• **Teks Bacaan**

######

Pada tahun 2010, keputusan Indonesia memberlakukan CAFTA juga mendapat protes dan penolakan luas dari berbagai elemen domestik, mulai dari kaum buruh industri, pengusaha, tokoh masyarakat, akademisi, politisi, dan bahkan pemerintah sendiri. Hal ini sangat mengherankan karena tentunya, sebelum kebijakan membuka perdagangan bebas dengan Cina (CAFTA), pemerintah telah mempertimbangakn kondisi lingkungan domestiknya. Berbagai penolakan yang muncul terhadap CAFTA didasarkan pada alasan bahwa Indonesia tidak atau belum siap bersaing dengan Cina. Produk-produk Cina yang sangat murah dan begitu massif dan selalu up to date tidak akan mampu disaingi oleh produk dalam negeri yang jauh lebih mahal dan lambat perkembangannya. Berbagai faktor mendasar yang melatarbelakangi ketidaksiapan tersebut adalah mulai dari pasokan energi terutama listrik yang tidak stabil dan pasokan bahan bakar minyak yang sering terganggu, tenaga kerja yang kurang terampil, sarana dan prasarana yang belum memadai terutama akses jalan, tingginya bunga pinjaman bank, pungutan liar, sampai pada kurangnya dukungan pemerintah termasuk birokrasi yang berbelit-belit dan lambat.
Pada titik ini maka hal penting yang harus dijawab adalah mengapa pemerintah mengambil kebijakan menyetujui dan meberlakukan CAFTA padahal kondisi domestik tidak memungkinkan? Apakah pemerintah tidak mengetahui kondisi-kondisi tersebut sehingga tidak menjadi bahan pertimbangan dalam mengambil keputusan? Ataukan pemerintah mengetahui benar akan hak itu tetapi memang tidak dijadikan dasar pertimbangan yang penting? Bagian ini akan menjawab berbagai pertanyaan mendasar itu dengan menggunakan pendekatan international society-centric constructivism.

######

• **Bagian Data**
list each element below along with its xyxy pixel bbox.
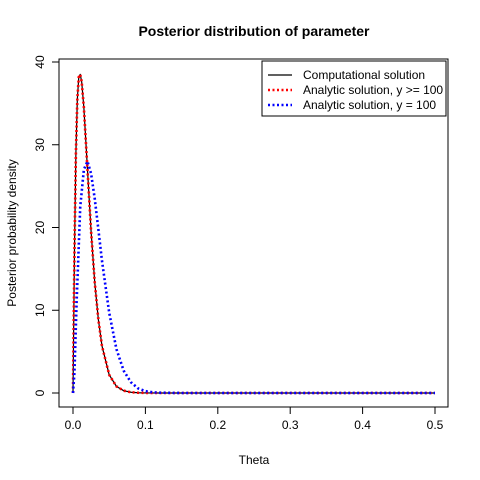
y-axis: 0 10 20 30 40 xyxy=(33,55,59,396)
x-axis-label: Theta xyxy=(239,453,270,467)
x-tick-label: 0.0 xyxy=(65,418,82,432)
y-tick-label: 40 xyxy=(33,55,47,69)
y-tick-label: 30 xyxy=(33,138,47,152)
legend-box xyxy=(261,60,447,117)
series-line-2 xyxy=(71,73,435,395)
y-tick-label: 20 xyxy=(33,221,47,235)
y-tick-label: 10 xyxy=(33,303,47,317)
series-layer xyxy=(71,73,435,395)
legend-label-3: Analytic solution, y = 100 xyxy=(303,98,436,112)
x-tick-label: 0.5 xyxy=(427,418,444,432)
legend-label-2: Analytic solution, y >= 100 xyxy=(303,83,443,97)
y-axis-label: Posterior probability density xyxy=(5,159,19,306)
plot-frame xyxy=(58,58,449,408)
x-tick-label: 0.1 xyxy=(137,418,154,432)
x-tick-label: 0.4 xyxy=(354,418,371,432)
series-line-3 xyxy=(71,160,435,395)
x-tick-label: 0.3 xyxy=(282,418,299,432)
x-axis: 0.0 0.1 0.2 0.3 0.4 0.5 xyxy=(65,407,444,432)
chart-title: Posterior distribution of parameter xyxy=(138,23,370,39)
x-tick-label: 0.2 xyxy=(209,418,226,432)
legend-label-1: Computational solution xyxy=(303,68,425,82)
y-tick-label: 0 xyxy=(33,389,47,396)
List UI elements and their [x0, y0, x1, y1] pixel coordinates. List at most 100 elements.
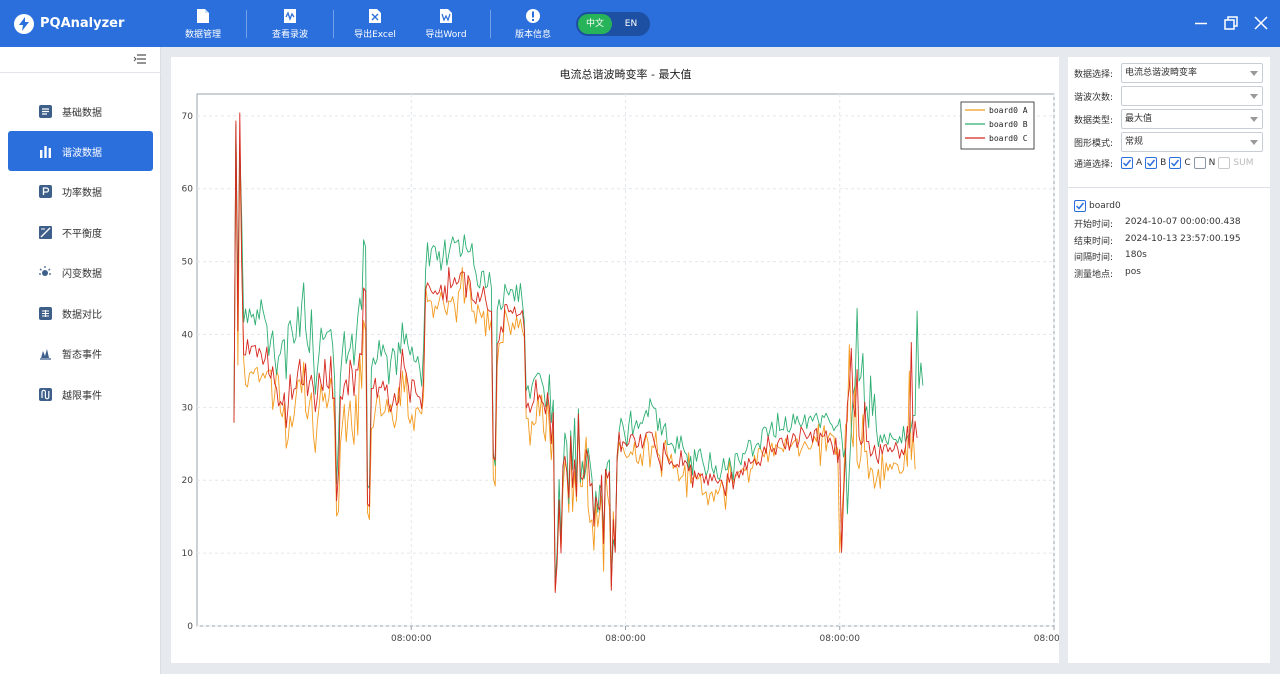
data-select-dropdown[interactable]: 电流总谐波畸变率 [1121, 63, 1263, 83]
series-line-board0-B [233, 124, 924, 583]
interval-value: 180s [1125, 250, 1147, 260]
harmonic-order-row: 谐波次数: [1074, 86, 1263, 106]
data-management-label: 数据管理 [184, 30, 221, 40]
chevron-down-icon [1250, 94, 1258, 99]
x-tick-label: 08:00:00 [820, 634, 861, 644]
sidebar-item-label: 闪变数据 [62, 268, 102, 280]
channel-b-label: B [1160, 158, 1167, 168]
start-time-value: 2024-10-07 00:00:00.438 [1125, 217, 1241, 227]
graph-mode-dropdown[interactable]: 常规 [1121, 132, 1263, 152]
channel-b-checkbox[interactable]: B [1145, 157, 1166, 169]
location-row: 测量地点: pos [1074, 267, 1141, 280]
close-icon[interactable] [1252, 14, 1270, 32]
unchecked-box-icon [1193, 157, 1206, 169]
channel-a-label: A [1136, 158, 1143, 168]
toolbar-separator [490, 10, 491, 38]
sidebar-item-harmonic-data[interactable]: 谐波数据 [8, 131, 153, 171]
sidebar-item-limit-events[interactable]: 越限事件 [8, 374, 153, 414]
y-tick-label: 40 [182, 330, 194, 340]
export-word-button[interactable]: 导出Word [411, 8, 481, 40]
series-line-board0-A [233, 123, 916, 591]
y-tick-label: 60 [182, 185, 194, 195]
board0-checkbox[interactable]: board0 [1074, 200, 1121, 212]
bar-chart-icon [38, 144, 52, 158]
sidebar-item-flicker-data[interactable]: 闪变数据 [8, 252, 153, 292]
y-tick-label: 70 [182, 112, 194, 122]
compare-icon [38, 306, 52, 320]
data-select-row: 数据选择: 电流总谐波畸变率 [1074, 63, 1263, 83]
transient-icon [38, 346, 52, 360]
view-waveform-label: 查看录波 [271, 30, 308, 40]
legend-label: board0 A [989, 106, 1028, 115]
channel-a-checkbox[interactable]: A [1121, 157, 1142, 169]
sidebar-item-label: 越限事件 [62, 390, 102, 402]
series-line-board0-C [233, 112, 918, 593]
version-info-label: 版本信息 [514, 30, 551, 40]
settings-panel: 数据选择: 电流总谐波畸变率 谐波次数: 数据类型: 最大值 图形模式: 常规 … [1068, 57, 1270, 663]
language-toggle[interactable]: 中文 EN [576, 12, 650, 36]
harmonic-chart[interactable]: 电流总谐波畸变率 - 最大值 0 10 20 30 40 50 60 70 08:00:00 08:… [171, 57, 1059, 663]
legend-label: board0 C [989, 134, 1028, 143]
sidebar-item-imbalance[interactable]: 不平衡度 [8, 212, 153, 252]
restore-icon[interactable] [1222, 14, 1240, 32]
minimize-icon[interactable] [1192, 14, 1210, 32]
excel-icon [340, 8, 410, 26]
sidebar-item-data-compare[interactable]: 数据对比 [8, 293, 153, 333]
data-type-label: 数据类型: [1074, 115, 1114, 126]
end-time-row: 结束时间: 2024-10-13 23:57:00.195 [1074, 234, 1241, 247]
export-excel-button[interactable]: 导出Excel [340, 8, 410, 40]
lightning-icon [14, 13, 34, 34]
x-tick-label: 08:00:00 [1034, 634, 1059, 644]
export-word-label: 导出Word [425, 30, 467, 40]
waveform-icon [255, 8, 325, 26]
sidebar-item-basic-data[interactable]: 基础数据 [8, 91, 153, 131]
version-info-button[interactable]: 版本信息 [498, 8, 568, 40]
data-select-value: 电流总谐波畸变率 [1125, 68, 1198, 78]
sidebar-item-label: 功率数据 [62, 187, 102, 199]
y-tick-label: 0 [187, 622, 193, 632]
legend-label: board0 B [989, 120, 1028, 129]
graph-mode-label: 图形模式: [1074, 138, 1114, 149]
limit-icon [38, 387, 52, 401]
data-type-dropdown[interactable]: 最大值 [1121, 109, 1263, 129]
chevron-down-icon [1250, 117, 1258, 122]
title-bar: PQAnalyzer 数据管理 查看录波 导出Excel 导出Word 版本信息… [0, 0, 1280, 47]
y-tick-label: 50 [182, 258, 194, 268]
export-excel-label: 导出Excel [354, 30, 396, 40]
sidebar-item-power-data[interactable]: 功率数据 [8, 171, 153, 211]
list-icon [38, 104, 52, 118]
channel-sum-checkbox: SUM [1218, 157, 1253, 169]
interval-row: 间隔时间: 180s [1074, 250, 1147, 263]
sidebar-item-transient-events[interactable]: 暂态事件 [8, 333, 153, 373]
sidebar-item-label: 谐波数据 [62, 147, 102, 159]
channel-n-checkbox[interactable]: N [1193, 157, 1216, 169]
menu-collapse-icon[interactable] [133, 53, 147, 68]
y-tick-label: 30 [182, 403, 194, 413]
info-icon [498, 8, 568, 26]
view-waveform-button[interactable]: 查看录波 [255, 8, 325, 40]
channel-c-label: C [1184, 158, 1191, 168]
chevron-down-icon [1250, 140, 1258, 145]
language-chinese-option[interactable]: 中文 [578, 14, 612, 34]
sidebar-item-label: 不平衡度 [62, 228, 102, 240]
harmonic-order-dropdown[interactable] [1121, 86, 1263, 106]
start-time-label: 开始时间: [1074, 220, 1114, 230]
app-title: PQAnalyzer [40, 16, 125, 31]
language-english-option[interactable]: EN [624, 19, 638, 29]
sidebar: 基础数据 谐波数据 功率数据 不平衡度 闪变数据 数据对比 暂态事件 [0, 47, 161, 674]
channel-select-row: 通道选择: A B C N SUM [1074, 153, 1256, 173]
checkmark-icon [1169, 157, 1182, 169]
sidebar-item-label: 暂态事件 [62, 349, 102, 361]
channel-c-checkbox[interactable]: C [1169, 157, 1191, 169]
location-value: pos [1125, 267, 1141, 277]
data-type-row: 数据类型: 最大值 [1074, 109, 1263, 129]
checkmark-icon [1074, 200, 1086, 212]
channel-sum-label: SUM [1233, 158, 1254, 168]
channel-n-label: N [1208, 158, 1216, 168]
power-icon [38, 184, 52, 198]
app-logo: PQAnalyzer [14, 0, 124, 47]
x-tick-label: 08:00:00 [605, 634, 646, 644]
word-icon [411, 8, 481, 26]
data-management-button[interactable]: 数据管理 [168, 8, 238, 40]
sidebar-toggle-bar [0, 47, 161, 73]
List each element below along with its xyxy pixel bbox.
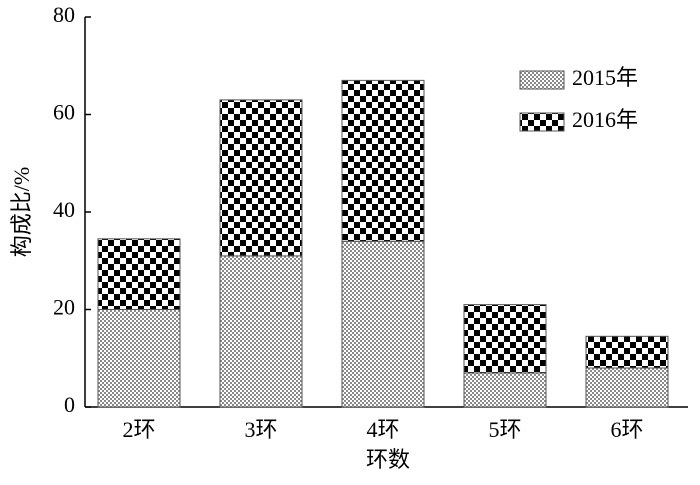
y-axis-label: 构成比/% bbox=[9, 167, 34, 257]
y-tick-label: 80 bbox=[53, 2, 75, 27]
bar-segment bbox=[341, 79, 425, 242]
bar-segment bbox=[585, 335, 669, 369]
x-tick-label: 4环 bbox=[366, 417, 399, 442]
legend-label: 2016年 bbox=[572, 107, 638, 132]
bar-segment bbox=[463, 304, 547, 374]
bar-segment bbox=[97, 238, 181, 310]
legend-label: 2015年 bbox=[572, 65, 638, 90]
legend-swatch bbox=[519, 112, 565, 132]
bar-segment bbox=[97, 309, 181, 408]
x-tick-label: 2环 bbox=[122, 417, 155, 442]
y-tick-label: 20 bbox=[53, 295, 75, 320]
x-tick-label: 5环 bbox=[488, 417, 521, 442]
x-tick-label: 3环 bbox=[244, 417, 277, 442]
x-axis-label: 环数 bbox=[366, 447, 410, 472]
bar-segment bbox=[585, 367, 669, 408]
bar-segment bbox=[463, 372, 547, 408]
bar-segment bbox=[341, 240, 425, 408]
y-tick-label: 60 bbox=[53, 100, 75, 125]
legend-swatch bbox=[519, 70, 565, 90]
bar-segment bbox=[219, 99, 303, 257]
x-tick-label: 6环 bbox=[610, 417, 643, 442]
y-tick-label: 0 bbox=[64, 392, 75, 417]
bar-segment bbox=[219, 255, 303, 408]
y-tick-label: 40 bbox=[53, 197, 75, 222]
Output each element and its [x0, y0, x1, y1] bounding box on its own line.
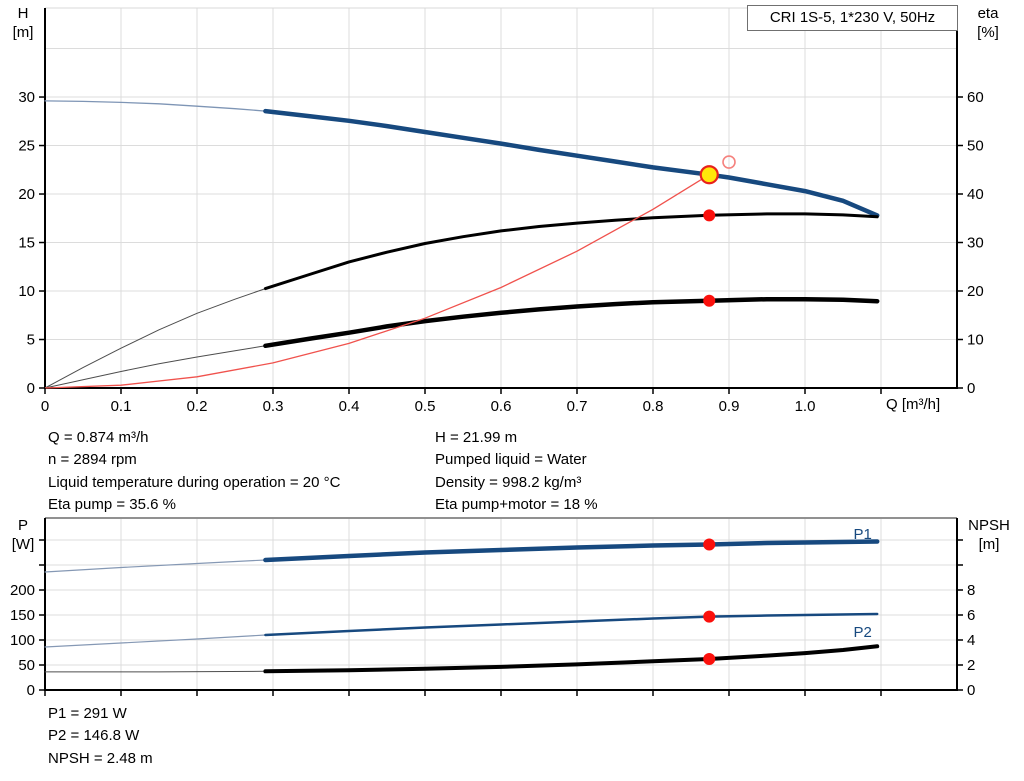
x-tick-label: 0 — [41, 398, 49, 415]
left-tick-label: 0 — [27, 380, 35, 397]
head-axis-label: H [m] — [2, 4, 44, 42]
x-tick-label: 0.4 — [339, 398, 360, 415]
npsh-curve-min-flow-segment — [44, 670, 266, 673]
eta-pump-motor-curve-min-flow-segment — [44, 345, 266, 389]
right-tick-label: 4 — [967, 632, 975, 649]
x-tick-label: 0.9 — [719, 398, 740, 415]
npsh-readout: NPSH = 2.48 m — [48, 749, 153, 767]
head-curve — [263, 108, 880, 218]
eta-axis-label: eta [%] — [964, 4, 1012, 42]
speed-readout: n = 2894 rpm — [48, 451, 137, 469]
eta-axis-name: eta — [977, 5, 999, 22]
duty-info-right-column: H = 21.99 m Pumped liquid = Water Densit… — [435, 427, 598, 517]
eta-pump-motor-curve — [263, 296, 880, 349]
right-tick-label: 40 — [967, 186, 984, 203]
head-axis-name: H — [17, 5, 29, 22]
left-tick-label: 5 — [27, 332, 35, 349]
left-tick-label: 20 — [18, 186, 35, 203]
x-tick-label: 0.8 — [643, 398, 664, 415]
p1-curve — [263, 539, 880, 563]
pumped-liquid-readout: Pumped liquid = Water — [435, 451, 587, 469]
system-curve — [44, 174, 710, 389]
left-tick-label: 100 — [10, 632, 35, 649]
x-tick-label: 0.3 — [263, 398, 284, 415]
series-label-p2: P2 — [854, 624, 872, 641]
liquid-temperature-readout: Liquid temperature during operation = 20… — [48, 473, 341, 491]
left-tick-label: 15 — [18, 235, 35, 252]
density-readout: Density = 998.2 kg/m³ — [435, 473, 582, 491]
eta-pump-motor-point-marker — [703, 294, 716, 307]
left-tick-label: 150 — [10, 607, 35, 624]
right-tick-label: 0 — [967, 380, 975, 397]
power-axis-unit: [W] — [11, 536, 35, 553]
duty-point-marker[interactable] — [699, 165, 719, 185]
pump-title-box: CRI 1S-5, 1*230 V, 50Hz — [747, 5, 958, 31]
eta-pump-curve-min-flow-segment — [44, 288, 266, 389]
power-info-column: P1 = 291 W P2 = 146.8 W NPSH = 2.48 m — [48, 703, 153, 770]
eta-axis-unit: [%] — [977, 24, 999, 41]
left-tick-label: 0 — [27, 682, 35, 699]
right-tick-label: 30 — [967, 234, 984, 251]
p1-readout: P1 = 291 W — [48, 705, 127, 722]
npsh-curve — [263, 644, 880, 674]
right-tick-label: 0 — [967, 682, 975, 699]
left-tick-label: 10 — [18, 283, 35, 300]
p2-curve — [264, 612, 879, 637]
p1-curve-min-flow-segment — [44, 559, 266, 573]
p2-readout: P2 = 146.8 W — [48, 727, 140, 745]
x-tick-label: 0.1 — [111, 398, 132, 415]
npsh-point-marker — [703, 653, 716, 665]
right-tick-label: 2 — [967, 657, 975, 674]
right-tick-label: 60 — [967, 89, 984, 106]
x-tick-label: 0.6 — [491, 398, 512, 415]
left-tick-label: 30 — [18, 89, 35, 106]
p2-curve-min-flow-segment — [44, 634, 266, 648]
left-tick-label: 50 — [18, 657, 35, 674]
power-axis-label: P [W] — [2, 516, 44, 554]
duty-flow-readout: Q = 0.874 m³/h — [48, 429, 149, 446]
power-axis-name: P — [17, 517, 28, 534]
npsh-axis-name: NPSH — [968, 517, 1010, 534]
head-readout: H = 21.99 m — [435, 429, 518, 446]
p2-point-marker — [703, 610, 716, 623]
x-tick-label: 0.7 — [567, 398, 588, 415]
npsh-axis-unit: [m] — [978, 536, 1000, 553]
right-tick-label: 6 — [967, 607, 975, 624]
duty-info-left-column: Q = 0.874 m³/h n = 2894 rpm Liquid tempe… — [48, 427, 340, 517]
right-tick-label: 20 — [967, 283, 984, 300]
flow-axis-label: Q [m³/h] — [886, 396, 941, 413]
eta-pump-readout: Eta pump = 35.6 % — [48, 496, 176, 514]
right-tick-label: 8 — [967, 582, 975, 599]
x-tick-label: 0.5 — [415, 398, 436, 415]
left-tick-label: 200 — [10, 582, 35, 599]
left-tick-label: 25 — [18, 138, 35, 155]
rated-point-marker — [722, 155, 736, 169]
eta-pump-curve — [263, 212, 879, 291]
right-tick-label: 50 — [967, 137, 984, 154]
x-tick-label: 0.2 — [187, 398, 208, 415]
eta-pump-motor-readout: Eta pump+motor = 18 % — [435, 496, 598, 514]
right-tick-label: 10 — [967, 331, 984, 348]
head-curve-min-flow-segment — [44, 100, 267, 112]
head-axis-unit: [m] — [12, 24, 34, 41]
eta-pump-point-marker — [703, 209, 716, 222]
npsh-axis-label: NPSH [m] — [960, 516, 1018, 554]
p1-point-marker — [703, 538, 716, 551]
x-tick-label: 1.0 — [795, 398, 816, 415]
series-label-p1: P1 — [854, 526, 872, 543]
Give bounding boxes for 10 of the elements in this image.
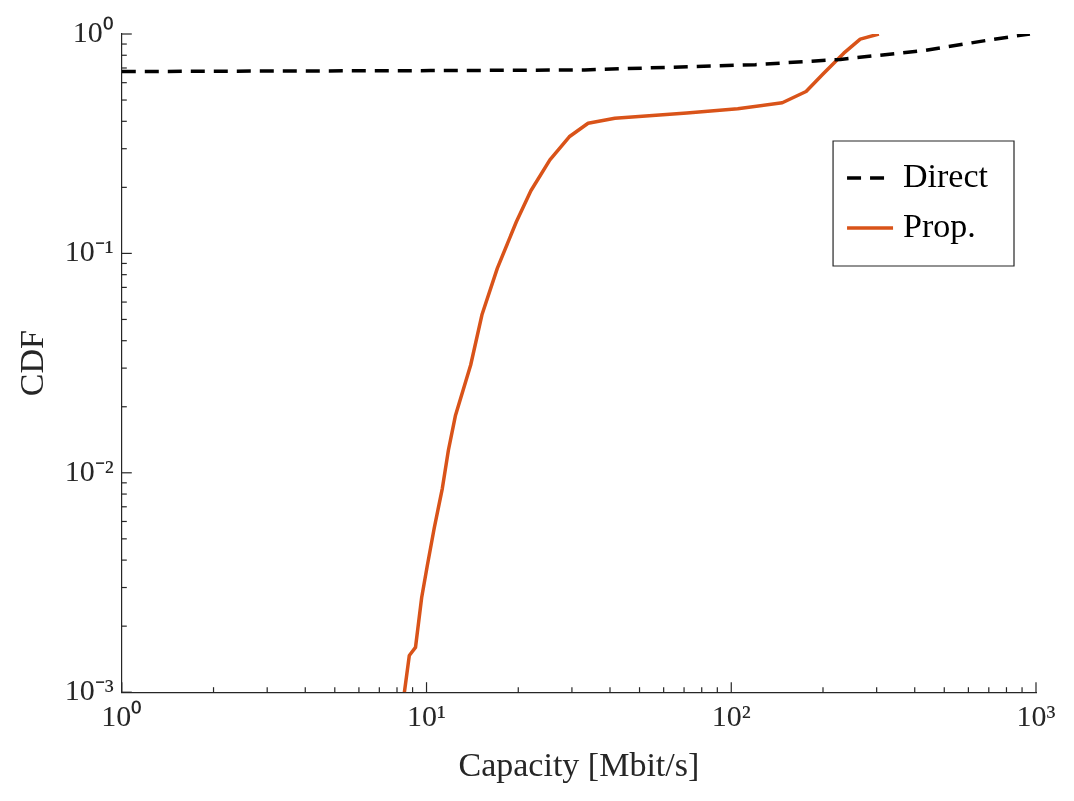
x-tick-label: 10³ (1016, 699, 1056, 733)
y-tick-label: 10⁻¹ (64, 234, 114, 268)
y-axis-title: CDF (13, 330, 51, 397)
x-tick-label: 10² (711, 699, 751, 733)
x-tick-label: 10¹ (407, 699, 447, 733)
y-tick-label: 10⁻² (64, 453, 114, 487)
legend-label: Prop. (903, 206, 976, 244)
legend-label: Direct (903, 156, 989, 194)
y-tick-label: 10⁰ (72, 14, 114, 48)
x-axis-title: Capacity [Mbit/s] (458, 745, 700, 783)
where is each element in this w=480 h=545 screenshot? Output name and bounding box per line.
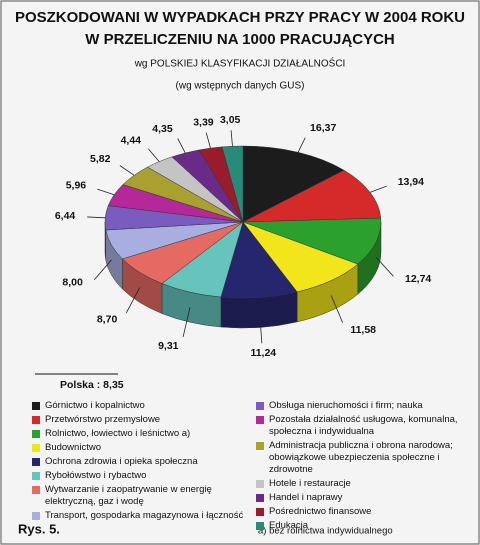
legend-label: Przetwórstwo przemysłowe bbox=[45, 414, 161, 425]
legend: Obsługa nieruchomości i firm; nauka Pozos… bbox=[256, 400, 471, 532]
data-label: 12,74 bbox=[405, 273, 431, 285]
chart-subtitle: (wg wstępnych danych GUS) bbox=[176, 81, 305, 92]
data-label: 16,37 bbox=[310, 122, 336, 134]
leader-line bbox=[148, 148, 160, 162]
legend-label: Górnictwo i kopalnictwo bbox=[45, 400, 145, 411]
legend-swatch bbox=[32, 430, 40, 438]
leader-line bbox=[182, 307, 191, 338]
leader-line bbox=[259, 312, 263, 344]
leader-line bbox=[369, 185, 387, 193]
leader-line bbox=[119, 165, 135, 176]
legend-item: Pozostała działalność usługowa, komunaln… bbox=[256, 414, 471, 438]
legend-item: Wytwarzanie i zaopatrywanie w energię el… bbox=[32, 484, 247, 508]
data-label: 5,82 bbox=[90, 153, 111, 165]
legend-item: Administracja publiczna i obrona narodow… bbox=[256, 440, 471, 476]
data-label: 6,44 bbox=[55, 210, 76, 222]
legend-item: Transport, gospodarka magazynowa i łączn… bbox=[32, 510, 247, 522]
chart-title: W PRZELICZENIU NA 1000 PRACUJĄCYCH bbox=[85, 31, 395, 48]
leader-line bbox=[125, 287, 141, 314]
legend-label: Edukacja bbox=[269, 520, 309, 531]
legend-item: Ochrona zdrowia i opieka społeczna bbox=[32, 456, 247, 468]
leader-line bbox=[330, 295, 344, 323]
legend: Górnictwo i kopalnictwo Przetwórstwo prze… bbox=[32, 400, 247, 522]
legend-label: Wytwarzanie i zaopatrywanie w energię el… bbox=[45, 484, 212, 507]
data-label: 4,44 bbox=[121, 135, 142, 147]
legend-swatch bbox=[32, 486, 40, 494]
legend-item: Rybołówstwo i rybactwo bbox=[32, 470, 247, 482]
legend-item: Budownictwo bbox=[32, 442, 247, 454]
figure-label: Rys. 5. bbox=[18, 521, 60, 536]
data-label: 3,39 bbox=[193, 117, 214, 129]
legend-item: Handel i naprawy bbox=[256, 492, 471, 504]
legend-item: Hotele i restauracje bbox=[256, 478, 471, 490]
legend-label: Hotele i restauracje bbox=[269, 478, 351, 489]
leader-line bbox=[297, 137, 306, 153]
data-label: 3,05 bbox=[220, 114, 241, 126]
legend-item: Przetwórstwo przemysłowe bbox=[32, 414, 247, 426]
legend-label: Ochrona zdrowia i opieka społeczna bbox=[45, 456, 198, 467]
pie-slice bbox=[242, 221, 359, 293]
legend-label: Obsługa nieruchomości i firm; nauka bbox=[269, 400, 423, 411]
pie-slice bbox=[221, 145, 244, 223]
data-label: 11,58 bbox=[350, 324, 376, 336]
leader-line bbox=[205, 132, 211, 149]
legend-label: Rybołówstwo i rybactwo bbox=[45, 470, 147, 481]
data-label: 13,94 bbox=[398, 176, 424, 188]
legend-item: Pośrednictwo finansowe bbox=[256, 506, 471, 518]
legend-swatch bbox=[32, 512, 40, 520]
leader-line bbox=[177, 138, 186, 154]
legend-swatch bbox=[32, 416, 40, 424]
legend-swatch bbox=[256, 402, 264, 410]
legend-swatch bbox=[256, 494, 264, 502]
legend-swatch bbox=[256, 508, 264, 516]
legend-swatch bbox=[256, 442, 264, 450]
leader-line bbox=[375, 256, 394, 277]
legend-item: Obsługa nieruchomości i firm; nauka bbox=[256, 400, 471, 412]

######

• **Petunjuk Latihan**
Lanjutkan teks tentang penolakan CAFTA di Indonesia, dimulai setelah kalimat terakhir yang tercantum.

• **Jawaban Tugas**
Berdasarkan penjelasan sebelumnya, terdapat tiga norma utama yang dominan di dalam sistem internasional yaitu bureaucracy, human quality, dan market. Jika merujuk pada kondisi saat ini dari ketiga norma tersebut, norma pasarlah yang paling dominan. Norma pasar seperti dikatakan oleh Finnemore merujuk pada pada cara yang paling sah (legitimate) untuk mengatur aspek ekonomi. Pasar menurut Robert Gilpin adalah:
as one in which goods and services are exchanged on the basis of relative prices; it is where transactions are negotiated and prices are determined. Its essence …is “the making of a price by haggling between buyers and sellers”.

Pada tingkatan yang lebih luas konsep pasar kemudian digunakan untuk menyebut berbagai bentuk pertukaran barang dan jasa di mana setiap individu memiliki kebebasan yang sama untuk bersaing di dalamnya, dan negara tidak boleh mencampuri atau mengintervensi mekanisme pasar yang diatur oleh penawaran dan permintaan.
Munculnya norma pasar berawal dari munculnya pemikiran kaum liberal yang berakar pada pemikiran Adam Smith. Smith megatakan bahwa kunci dari kekayaan dan power negara adalah pertumbuhan ekonomi. Pertumbuhan ekonomi menurutnya ditentukan oleh pembagian kerja (division of labour) di mana hal itu sangat tergantung pada pasar. Atas dasar itu maka, jika suatu negara menjalankan kebijakan ekonomi merkantilisme yaitu menerapkan hambatan perdagangan atas barang dan perluasan pasar, maka negara tersebut telah mencegah kesejahteraan dan pertumbuhan ekonominya. Menurut David Ricardo, kesejahteraan negara dalam pandangan liberal akan didapatkan melalui apa yang disebut dengan comparative advantage yaitu keutungan yang diperoleh melalui spesialisasi yang dilakukan oleh negara pada produksi tertentu sesuai dengan sumber daya yang dimilikinya.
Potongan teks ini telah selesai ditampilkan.